**Your task**: Gather every line holding the string "matrix".

(Figure data in JSON)

## start

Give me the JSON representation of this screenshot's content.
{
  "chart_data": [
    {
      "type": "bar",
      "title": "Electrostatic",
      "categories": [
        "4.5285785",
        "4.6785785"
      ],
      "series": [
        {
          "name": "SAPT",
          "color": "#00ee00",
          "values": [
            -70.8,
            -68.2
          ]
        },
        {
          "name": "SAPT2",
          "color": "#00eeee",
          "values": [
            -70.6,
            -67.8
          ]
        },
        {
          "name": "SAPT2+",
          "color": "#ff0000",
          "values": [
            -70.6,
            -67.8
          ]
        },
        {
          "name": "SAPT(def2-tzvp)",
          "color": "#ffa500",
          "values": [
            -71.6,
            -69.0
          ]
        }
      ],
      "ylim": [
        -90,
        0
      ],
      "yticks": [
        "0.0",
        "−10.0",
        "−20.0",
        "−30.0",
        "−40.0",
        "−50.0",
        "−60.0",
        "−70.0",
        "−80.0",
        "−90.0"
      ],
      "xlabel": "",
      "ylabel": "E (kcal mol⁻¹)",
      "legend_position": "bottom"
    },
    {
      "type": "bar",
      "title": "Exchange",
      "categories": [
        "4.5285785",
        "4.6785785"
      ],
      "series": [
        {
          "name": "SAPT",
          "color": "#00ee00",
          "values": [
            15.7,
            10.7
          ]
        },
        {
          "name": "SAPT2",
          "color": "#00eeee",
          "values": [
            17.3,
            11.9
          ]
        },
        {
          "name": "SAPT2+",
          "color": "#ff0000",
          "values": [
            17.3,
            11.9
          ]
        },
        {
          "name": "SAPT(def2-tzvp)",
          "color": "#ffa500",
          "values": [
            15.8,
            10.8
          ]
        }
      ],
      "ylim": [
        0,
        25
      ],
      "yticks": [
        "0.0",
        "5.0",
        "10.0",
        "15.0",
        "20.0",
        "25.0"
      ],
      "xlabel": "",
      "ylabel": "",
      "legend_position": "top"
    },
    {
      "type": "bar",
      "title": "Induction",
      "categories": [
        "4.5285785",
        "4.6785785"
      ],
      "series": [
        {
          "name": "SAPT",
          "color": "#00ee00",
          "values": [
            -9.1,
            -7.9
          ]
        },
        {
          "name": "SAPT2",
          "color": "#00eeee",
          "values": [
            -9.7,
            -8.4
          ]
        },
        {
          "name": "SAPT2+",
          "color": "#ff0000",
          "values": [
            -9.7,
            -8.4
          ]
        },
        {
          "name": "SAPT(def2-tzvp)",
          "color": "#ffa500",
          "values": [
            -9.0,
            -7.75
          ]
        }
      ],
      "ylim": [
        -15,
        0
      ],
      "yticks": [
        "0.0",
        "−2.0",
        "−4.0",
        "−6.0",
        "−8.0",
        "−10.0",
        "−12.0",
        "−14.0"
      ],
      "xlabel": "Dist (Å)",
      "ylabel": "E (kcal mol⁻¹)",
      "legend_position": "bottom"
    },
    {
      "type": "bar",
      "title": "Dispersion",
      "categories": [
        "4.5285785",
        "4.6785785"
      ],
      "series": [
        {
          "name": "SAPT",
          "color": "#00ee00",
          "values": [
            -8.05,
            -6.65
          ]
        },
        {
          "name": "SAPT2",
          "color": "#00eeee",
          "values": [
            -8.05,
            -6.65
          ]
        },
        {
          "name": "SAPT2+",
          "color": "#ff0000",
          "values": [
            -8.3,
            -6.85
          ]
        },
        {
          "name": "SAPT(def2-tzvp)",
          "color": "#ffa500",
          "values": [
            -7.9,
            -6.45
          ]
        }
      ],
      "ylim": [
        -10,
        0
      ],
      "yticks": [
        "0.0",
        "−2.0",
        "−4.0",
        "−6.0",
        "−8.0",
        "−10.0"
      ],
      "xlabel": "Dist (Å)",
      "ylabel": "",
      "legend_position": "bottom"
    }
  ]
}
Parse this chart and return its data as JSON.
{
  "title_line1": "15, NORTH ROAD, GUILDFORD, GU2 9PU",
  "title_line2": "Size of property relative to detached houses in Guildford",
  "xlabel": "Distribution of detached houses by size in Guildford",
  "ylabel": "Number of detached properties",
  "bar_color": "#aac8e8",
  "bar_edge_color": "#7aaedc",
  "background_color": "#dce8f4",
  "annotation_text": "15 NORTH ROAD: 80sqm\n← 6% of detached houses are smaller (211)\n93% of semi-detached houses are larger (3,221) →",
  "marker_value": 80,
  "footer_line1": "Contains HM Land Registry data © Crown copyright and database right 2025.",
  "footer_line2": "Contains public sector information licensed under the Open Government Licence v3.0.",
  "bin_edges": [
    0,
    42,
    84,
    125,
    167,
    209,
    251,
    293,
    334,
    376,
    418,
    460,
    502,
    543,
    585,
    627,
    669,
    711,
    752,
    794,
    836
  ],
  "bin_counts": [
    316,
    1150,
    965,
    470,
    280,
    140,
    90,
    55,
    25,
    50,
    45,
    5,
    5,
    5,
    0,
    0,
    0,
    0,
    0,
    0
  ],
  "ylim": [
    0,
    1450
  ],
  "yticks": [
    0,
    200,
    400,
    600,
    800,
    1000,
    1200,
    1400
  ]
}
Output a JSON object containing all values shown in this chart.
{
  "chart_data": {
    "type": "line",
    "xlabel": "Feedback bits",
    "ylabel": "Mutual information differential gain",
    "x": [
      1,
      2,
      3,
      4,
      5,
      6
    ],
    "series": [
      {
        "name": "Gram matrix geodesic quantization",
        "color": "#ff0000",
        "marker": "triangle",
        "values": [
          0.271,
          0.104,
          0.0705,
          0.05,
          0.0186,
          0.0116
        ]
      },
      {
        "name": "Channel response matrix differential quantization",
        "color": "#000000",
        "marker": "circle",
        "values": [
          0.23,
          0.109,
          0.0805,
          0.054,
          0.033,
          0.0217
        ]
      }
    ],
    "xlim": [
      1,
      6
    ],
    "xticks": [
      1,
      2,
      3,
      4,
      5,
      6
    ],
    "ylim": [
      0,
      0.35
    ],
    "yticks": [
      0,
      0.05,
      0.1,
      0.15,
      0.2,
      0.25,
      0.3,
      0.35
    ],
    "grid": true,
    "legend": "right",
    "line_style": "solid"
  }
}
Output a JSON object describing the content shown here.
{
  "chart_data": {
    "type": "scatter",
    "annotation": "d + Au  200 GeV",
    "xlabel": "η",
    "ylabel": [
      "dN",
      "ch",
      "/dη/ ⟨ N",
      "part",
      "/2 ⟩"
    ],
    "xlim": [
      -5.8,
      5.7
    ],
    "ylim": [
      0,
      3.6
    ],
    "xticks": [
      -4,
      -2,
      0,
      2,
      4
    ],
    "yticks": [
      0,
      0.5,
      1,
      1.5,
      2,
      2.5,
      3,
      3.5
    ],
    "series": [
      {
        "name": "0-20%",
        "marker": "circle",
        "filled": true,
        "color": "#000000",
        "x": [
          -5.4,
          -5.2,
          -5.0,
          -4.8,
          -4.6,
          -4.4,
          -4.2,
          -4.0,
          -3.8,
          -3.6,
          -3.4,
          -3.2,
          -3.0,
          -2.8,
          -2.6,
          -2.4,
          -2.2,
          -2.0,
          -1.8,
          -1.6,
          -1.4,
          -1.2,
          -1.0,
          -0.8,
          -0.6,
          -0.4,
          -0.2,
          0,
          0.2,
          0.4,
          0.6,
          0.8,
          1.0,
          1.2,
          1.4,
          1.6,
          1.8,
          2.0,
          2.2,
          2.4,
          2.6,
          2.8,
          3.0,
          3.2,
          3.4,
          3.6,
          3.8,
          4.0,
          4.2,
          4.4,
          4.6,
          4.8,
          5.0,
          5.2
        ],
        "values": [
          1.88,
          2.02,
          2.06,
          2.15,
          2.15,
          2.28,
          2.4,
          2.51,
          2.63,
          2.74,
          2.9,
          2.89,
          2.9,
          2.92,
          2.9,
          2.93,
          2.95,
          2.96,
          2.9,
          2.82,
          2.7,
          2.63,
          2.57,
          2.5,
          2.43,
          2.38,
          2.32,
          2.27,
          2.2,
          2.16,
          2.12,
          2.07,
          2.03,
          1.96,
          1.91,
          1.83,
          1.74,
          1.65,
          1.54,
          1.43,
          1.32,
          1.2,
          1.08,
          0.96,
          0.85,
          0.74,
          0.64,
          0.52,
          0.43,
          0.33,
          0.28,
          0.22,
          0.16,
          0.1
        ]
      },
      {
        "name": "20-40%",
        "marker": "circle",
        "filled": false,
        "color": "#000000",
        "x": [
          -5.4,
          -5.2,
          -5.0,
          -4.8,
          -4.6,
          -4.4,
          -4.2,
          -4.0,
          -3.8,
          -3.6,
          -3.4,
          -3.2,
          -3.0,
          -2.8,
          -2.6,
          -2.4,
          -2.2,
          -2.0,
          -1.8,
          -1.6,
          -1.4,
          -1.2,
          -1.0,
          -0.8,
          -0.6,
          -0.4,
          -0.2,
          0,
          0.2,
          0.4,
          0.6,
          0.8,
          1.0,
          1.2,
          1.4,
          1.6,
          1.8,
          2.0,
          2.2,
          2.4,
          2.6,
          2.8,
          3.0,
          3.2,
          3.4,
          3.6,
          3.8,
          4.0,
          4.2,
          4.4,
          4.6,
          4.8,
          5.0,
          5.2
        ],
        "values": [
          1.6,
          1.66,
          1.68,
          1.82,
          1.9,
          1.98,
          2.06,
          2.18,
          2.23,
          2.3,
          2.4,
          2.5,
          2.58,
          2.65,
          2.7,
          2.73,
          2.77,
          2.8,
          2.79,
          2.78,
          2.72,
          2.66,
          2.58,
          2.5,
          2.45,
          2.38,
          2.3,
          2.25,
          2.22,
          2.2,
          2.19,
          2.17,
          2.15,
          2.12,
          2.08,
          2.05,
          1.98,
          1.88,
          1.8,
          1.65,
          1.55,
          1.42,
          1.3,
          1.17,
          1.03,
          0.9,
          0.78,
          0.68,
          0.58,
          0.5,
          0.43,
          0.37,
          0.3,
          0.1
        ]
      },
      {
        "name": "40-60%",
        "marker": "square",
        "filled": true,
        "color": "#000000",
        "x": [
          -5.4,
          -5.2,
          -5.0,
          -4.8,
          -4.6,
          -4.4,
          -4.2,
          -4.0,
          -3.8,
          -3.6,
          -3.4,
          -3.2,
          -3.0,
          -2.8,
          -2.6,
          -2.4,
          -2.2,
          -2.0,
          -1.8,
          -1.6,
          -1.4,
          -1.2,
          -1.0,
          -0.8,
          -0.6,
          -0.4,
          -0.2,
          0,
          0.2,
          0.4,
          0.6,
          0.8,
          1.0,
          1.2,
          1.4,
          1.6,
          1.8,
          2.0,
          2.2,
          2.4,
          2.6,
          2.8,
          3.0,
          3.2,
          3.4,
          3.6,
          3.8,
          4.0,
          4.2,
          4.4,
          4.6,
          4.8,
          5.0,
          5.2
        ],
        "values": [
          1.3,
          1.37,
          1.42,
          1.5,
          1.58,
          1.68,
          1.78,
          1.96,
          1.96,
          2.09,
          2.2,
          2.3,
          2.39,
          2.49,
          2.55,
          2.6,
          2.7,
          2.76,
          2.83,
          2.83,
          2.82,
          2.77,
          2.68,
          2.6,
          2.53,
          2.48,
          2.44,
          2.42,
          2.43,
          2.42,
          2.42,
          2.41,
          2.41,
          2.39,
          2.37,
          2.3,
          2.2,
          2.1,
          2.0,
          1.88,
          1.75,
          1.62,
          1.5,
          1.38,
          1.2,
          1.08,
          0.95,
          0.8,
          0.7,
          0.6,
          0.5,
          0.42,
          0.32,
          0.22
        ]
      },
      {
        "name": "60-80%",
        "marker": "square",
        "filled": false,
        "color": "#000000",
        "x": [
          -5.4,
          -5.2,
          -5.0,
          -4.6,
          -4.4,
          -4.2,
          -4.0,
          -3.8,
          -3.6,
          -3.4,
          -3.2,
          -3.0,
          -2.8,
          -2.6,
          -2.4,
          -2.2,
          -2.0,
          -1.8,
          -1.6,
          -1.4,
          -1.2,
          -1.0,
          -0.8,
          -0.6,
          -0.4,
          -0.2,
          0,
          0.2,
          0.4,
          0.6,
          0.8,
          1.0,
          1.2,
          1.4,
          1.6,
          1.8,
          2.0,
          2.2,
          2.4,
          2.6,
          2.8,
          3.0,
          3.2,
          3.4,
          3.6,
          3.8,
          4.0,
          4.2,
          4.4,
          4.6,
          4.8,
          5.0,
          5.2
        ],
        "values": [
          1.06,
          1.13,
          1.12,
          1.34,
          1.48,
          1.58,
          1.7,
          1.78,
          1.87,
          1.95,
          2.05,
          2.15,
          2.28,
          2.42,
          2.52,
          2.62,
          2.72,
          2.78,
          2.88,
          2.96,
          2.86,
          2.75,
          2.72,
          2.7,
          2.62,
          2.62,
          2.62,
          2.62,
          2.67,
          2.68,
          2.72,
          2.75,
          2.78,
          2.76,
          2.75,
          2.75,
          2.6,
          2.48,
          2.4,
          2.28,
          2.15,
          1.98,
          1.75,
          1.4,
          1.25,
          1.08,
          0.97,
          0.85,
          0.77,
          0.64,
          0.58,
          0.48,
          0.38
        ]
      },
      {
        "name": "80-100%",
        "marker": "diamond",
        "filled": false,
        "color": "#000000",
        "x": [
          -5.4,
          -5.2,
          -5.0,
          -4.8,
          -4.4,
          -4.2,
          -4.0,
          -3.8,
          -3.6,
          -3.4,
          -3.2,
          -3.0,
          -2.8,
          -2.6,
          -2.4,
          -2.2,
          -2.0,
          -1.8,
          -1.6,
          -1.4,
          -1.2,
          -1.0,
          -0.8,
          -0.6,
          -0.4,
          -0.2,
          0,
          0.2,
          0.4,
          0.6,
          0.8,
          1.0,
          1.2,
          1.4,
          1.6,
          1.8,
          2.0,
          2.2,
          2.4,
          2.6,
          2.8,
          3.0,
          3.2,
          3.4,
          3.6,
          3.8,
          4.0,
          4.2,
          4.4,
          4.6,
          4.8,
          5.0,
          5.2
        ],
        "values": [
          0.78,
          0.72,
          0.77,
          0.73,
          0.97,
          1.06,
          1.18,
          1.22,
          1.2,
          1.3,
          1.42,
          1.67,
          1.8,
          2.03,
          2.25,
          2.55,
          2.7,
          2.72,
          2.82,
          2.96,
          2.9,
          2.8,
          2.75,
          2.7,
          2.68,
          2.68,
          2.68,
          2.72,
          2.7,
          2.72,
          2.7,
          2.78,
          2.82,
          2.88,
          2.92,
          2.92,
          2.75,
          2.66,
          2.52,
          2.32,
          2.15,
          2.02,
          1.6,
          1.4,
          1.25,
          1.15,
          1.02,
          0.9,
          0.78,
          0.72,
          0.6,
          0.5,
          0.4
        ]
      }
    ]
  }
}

## end

**Exercise solution**:
        "name": "Gram matrix geodesic quantization",
        "name": "Channel response matrix differential quantization",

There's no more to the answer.